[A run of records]
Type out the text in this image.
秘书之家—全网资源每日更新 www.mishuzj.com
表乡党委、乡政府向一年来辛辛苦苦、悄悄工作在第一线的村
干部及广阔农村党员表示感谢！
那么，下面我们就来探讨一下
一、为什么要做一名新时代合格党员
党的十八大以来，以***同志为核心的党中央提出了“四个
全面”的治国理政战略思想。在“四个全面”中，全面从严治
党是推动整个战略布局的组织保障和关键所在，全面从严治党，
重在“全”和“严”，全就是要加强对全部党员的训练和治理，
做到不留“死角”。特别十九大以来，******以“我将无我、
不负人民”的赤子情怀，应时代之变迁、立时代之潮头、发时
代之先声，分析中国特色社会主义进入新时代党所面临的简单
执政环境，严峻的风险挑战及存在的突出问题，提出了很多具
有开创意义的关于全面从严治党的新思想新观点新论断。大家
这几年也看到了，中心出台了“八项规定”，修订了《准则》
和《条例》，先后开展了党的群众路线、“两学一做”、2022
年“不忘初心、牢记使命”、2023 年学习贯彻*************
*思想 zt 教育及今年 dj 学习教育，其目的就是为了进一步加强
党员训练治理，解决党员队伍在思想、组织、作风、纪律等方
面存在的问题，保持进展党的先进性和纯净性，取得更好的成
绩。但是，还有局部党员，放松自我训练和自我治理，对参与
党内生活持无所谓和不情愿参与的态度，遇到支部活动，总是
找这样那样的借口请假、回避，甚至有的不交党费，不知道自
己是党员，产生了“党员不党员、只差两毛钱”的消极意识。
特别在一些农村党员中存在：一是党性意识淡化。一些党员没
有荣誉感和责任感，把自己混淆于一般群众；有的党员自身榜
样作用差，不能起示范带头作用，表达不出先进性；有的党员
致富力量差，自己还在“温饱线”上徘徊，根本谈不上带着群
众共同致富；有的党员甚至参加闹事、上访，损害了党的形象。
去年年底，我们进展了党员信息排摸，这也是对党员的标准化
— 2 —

> [WRITTEN TASK]: Every entry above needs to be quoted exactly.

> [SOLUTION TO THIS PROBLEM]:
Type out the text in this image.
秘书之家—全网资源每日更新 www.mishuzj.com
表乡党委、乡政府向一年来辛辛苦苦、悄悄工作在第一线的村
干部及广阔农村党员表示感谢！
那么，下面我们就来探讨一下
一、为什么要做一名新时代合格党员
党的十八大以来，以***同志为核心的党中央提出了“四个
全面”的治国理政战略思想。在“四个全面”中，全面从严治
党是推动整个战略布局的组织保障和关键所在，全面从严治党，
重在“全”和“严”，全就是要加强对全部党员的训练和治理，
做到不留“死角”。特别十九大以来，******以“我将无我、
不负人民”的赤子情怀，应时代之变迁、立时代之潮头、发时
代之先声，分析中国特色社会主义进入新时代党所面临的简单
执政环境，严峻的风险挑战及存在的突出问题，提出了很多具
有开创意义的关于全面从严治党的新思想新观点新论断。大家
这几年也看到了，中心出台了“八项规定”，修订了《准则》
和《条例》，先后开展了党的群众路线、“两学一做”、2022
年“不忘初心、牢记使命”、2023 年学习贯彻*************
*思想 zt 教育及今年 dj 学习教育，其目的就是为了进一步加强
党员训练治理，解决党员队伍在思想、组织、作风、纪律等方
面存在的问题，保持进展党的先进性和纯净性，取得更好的成
绩。但是，还有局部党员，放松自我训练和自我治理，对参与
党内生活持无所谓和不情愿参与的态度，遇到支部活动，总是
找这样那样的借口请假、回避，甚至有的不交党费，不知道自
己是党员，产生了“党员不党员、只差两毛钱”的消极意识。
特别在一些农村党员中存在：一是党性意识淡化。一些党员没
有荣誉感和责任感，把自己混淆于一般群众；有的党员自身榜
样作用差，不能起示范带头作用，表达不出先进性；有的党员
致富力量差，自己还在“温饱线”上徘徊，根本谈不上带着群
众共同致富；有的党员甚至参加闹事、上访，损害了党的形象。
去年年底，我们进展了党员信息排摸，这也是对党员的标准化
— 2 —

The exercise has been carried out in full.